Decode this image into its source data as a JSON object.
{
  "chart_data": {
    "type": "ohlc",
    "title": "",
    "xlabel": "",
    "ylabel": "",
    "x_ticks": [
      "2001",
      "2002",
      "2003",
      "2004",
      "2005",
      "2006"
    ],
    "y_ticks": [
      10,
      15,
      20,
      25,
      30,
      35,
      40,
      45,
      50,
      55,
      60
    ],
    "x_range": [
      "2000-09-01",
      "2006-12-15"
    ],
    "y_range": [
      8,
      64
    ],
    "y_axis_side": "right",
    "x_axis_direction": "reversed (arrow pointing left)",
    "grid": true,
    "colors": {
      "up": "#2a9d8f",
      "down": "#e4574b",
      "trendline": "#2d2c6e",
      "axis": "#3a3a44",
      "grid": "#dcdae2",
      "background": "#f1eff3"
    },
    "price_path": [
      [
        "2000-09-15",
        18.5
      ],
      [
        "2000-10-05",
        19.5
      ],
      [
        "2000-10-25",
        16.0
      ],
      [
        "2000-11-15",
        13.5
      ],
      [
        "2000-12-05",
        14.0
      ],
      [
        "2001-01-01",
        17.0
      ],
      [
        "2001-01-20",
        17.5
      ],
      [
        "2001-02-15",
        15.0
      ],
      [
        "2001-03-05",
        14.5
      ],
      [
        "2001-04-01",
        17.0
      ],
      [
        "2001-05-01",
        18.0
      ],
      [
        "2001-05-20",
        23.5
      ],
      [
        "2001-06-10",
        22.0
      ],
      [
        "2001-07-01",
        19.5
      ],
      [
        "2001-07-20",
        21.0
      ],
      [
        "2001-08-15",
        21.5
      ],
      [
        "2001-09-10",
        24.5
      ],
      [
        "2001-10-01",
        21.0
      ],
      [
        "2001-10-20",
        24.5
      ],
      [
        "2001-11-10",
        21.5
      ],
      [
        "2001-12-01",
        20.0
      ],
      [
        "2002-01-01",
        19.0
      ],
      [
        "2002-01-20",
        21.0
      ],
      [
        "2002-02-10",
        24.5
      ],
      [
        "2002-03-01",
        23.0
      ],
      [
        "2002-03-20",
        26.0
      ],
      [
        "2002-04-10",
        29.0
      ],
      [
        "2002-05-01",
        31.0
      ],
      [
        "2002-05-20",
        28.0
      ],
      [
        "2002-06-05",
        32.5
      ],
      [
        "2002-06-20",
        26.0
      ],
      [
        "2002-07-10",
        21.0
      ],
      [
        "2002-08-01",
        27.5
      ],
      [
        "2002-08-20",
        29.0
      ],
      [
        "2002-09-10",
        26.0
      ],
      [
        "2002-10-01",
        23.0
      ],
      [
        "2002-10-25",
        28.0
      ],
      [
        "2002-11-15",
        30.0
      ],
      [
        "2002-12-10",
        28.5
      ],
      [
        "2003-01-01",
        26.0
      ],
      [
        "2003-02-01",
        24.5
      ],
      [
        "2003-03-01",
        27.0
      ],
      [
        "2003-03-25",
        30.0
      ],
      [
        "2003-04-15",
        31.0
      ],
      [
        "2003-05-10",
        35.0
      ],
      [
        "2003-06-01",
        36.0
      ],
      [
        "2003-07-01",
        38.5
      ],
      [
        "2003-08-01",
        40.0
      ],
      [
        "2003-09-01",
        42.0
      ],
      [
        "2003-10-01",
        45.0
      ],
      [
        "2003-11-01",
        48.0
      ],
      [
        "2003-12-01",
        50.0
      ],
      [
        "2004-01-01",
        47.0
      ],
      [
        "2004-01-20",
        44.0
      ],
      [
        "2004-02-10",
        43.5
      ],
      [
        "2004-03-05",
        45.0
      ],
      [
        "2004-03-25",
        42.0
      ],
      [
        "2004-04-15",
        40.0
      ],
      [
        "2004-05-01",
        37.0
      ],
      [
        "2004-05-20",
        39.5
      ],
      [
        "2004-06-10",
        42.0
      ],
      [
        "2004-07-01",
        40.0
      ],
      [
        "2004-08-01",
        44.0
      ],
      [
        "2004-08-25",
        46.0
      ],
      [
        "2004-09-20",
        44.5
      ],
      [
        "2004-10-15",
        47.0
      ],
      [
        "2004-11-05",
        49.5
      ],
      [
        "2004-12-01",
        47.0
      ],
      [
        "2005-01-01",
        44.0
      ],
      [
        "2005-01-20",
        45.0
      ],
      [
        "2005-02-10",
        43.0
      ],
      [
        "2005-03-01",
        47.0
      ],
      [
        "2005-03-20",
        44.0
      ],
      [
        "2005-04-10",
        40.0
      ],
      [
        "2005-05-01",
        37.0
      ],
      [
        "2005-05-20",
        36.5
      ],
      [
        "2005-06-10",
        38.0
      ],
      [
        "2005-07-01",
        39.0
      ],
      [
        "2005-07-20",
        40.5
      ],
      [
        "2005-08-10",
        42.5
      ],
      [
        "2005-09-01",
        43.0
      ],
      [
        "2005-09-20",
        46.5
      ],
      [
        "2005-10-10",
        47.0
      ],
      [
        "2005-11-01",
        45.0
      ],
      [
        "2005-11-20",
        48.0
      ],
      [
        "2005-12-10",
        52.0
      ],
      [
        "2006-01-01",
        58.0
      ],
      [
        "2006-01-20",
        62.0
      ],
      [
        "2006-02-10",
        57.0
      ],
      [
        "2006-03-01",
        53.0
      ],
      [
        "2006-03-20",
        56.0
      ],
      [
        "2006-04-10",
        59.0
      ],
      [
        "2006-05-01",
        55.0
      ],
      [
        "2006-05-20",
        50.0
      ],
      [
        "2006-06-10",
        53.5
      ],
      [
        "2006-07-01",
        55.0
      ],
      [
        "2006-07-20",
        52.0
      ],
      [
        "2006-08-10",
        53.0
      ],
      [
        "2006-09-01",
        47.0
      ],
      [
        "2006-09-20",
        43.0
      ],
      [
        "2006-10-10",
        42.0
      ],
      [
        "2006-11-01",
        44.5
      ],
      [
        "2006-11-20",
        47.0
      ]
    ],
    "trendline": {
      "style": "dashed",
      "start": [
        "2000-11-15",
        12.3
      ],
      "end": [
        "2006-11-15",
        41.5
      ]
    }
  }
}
-*-*-
Task details
The records above are to be repeated exactly, in their entirety.

Expected answer
Decode this image into its source data as a JSON object.
{
  "chart_data": {
    "type": "ohlc",
    "title": "",
    "xlabel": "",
    "ylabel": "",
    "x_ticks": [
      "2001",
      "2002",
      "2003",
      "2004",
      "2005",
      "2006"
    ],
    "y_ticks": [
      10,
      15,
      20,
      25,
      30,
      35,
      40,
      45,
      50,
      55,
      60
    ],
    "x_range": [
      "2000-09-01",
      "2006-12-15"
    ],
    "y_range": [
      8,
      64
    ],
    "y_axis_side": "right",
    "x_axis_direction": "reversed (arrow pointing left)",
    "grid": true,
    "colors": {
      "up": "#2a9d8f",
      "down": "#e4574b",
      "trendline": "#2d2c6e",
      "axis": "#3a3a44",
      "grid": "#dcdae2",
      "background": "#f1eff3"
    },
    "price_path": [
      [
        "2000-09-15",
        18.5
      ],
      [
        "2000-10-05",
        19.5
      ],
      [
        "2000-10-25",
        16.0
      ],
      [
        "2000-11-15",
        13.5
      ],
      [
        "2000-12-05",
        14.0
      ],
      [
        "2001-01-01",
        17.0
      ],
      [
        "2001-01-20",
        17.5
      ],
      [
        "2001-02-15",
        15.0
      ],
      [
        "2001-03-05",
        14.5
      ],
      [
        "2001-04-01",
        17.0
      ],
      [
        "2001-05-01",
        18.0
      ],
      [
        "2001-05-20",
        23.5
      ],
      [
        "2001-06-10",
        22.0
      ],
      [
        "2001-07-01",
        19.5
      ],
      [
        "2001-07-20",
        21.0
      ],
      [
        "2001-08-15",
        21.5
      ],
      [
        "2001-09-10",
        24.5
      ],
      [
        "2001-10-01",
        21.0
      ],
      [
        "2001-10-20",
        24.5
      ],
      [
        "2001-11-10",
        21.5
      ],
      [
        "2001-12-01",
        20.0
      ],
      [
        "2002-01-01",
        19.0
      ],
      [
        "2002-01-20",
        21.0
      ],
      [
        "2002-02-10",
        24.5
      ],
      [
        "2002-03-01",
        23.0
      ],
      [
        "2002-03-20",
        26.0
      ],
      [
        "2002-04-10",
        29.0
      ],
      [
        "2002-05-01",
        31.0
      ],
      [
        "2002-05-20",
        28.0
      ],
      [
        "2002-06-05",
        32.5
      ],
      [
        "2002-06-20",
        26.0
      ],
      [
        "2002-07-10",
        21.0
      ],
      [
        "2002-08-01",
        27.5
      ],
      [
        "2002-08-20",
        29.0
      ],
      [
        "2002-09-10",
        26.0
      ],
      [
        "2002-10-01",
        23.0
      ],
      [
        "2002-10-25",
        28.0
      ],
      [
        "2002-11-15",
        30.0
      ],
      [
        "2002-12-10",
        28.5
      ],
      [
        "2003-01-01",
        26.0
      ],
      [
        "2003-02-01",
        24.5
      ],
      [
        "2003-03-01",
        27.0
      ],
      [
        "2003-03-25",
        30.0
      ],
      [
        "2003-04-15",
        31.0
      ],
      [
        "2003-05-10",
        35.0
      ],
      [
        "2003-06-01",
        36.0
      ],
      [
        "2003-07-01",
        38.5
      ],
      [
        "2003-08-01",
        40.0
      ],
      [
        "2003-09-01",
        42.0
      ],
      [
        "2003-10-01",
        45.0
      ],
      [
        "2003-11-01",
        48.0
      ],
      [
        "2003-12-01",
        50.0
      ],
      [
        "2004-01-01",
        47.0
      ],
      [
        "2004-01-20",
        44.0
      ],
      [
        "2004-02-10",
        43.5
      ],
      [
        "2004-03-05",
        45.0
      ],
      [
        "2004-03-25",
        42.0
      ],
      [
        "2004-04-15",
        40.0
      ],
      [
        "2004-05-01",
        37.0
      ],
      [
        "2004-05-20",
        39.5
      ],
      [
        "2004-06-10",
        42.0
      ],
      [
        "2004-07-01",
        40.0
      ],
      [
        "2004-08-01",
        44.0
      ],
      [
        "2004-08-25",
        46.0
      ],
      [
        "2004-09-20",
        44.5
      ],
      [
        "2004-10-15",
        47.0
      ],
      [
        "2004-11-05",
        49.5
      ],
      [
        "2004-12-01",
        47.0
      ],
      [
        "2005-01-01",
        44.0
      ],
      [
        "2005-01-20",
        45.0
      ],
      [
        "2005-02-10",
        43.0
      ],
      [
        "2005-03-01",
        47.0
      ],
      [
        "2005-03-20",
        44.0
      ],
      [
        "2005-04-10",
        40.0
      ],
      [
        "2005-05-01",
        37.0
      ],
      [
        "2005-05-20",
        36.5
      ],
      [
        "2005-06-10",
        38.0
      ],
      [
        "2005-07-01",
        39.0
      ],
      [
        "2005-07-20",
        40.5
      ],
      [
        "2005-08-10",
        42.5
      ],
      [
        "2005-09-01",
        43.0
      ],
      [
        "2005-09-20",
        46.5
      ],
      [
        "2005-10-10",
        47.0
      ],
      [
        "2005-11-01",
        45.0
      ],
      [
        "2005-11-20",
        48.0
      ],
      [
        "2005-12-10",
        52.0
      ],
      [
        "2006-01-01",
        58.0
      ],
      [
        "2006-01-20",
        62.0
      ],
      [
        "2006-02-10",
        57.0
      ],
      [
        "2006-03-01",
        53.0
      ],
      [
        "2006-03-20",
        56.0
      ],
      [
        "2006-04-10",
        59.0
      ],
      [
        "2006-05-01",
        55.0
      ],
      [
        "2006-05-20",
        50.0
      ],
      [
        "2006-06-10",
        53.5
      ],
      [
        "2006-07-01",
        55.0
      ],
      [
        "2006-07-20",
        52.0
      ],
      [
        "2006-08-10",
        53.0
      ],
      [
        "2006-09-01",
        47.0
      ],
      [
        "2006-09-20",
        43.0
      ],
      [
        "2006-10-10",
        42.0
      ],
      [
        "2006-11-01",
        44.5
      ],
      [
        "2006-11-20",
        47.0
      ]
    ],
    "trendline": {
      "style": "dashed",
      "start": [
        "2000-11-15",
        12.3
      ],
      "end": [
        "2006-11-15",
        41.5
      ]
    }
  }
}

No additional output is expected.